Task instructions: Which lines below contain the word "from"? Copy each of them.

*** Input material ***

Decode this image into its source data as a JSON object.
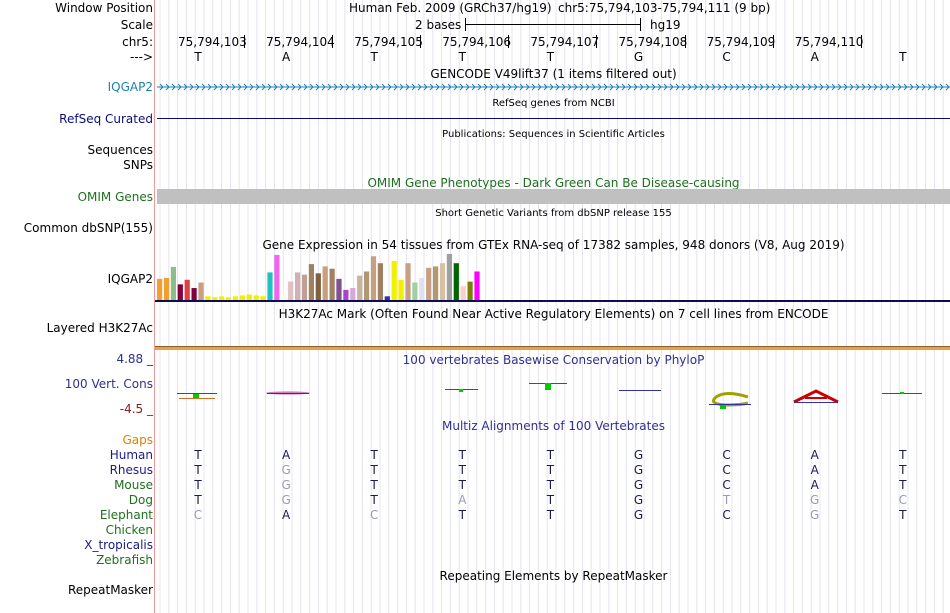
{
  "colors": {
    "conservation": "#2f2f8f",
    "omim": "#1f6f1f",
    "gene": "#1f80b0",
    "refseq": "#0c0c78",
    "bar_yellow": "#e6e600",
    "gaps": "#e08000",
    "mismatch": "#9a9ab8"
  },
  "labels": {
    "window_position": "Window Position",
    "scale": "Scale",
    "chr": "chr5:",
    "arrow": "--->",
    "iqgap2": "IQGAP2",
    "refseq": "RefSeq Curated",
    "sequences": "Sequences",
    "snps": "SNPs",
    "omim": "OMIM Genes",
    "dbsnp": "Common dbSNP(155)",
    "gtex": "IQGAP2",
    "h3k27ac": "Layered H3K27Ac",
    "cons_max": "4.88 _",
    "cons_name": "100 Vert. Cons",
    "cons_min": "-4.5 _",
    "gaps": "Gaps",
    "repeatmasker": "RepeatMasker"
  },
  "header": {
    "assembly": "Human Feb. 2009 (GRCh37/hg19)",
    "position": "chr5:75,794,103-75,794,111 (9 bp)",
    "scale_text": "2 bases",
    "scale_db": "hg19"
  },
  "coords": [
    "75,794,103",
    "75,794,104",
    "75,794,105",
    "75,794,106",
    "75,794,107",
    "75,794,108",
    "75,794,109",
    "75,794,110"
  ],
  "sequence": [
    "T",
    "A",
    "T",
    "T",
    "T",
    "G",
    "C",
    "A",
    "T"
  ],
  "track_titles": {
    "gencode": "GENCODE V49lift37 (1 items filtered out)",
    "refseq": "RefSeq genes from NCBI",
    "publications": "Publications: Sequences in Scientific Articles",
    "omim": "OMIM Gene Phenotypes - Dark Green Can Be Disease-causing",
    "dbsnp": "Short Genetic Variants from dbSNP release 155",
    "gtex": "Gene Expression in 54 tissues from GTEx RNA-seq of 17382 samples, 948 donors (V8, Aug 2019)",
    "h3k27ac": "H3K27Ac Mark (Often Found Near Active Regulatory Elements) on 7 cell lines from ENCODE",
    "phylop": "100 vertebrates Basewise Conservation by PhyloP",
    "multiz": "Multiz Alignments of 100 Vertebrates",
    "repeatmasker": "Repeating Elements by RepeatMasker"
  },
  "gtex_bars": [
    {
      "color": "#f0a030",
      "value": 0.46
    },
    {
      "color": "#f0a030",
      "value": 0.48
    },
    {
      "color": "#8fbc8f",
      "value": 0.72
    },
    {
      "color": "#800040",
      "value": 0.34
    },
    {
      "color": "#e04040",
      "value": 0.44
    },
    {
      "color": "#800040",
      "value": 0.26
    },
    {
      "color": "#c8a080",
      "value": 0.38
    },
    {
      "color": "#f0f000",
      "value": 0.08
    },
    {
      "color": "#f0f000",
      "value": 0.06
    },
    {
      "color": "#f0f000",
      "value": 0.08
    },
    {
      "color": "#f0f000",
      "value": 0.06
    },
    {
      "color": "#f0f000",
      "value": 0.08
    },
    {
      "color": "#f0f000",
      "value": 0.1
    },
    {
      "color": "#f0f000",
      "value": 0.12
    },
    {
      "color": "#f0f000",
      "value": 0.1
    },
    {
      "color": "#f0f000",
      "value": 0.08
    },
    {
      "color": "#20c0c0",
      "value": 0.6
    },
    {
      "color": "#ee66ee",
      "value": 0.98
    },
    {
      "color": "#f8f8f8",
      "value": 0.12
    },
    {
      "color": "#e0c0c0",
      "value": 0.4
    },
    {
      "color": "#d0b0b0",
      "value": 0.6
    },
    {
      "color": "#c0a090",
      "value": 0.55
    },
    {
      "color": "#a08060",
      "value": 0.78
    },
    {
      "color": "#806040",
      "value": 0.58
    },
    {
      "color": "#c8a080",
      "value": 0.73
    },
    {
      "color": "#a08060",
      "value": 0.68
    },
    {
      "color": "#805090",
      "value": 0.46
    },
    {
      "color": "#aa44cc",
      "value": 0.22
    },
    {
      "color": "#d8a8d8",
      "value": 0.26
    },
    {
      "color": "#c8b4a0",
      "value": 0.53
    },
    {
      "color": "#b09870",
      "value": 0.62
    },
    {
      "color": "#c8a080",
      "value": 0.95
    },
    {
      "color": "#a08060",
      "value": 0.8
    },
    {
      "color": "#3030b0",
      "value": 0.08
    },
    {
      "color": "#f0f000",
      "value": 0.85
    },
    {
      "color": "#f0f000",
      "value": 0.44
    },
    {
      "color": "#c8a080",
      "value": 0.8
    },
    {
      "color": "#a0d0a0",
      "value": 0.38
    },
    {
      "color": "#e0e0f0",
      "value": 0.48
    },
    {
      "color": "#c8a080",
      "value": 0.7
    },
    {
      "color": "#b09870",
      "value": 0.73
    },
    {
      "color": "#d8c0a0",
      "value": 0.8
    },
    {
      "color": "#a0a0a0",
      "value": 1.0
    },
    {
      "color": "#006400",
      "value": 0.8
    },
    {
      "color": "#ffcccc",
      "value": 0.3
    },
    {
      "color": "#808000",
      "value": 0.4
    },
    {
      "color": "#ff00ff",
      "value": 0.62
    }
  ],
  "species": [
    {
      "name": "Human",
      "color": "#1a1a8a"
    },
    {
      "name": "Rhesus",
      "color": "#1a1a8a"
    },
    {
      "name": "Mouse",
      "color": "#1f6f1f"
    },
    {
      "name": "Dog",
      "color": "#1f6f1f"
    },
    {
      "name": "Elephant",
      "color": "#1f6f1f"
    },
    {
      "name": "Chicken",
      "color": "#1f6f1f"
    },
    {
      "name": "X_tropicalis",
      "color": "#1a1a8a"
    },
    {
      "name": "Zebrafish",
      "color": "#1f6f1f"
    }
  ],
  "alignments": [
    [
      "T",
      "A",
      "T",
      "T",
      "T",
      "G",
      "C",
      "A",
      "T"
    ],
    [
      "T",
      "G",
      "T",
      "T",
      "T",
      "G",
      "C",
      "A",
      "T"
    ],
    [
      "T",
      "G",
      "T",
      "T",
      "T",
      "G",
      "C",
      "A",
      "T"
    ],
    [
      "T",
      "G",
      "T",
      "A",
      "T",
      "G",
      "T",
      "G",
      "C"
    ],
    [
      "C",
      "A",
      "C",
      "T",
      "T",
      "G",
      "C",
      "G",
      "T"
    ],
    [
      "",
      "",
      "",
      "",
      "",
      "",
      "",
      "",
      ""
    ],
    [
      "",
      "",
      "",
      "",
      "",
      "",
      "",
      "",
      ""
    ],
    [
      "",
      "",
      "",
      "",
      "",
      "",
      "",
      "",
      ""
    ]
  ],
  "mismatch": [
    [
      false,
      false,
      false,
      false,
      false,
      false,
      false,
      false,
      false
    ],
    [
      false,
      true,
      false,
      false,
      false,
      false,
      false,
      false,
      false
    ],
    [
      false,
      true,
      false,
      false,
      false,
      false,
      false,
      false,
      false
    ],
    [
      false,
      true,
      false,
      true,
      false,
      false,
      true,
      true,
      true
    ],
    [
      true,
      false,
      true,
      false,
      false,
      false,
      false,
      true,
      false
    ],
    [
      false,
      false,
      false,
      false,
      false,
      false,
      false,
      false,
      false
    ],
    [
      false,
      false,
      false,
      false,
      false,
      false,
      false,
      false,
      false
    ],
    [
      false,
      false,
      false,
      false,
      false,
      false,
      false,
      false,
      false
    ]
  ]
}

*** End of Input material ***
*** Input material ***

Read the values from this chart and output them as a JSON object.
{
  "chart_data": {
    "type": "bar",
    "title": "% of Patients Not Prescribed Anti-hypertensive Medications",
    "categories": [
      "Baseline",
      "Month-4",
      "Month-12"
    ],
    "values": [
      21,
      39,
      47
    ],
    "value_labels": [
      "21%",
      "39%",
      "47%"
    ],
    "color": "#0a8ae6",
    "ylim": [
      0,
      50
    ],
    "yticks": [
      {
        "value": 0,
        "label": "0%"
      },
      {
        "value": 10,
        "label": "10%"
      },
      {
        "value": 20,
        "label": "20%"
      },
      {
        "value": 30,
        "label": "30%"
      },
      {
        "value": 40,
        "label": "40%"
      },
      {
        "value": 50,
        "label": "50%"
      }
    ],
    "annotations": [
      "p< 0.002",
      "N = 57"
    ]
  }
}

*** End of Input material ***

Your solution:
    "refseq": "RefSeq genes from NCBI",
    "dbsnp": "Short Genetic Variants from dbSNP release 155",
    "gtex": "Gene Expression in 54 tissues from GTEx RNA-seq of 17382 samples, 948 donors (V8, Aug 2019)",
    "h3k27ac": "H3K27Ac Mark (Often Found Near Active Regulatory Elements) on 7 cell lines from ENCODE",
Read the values from this chart and output them as a JSON object.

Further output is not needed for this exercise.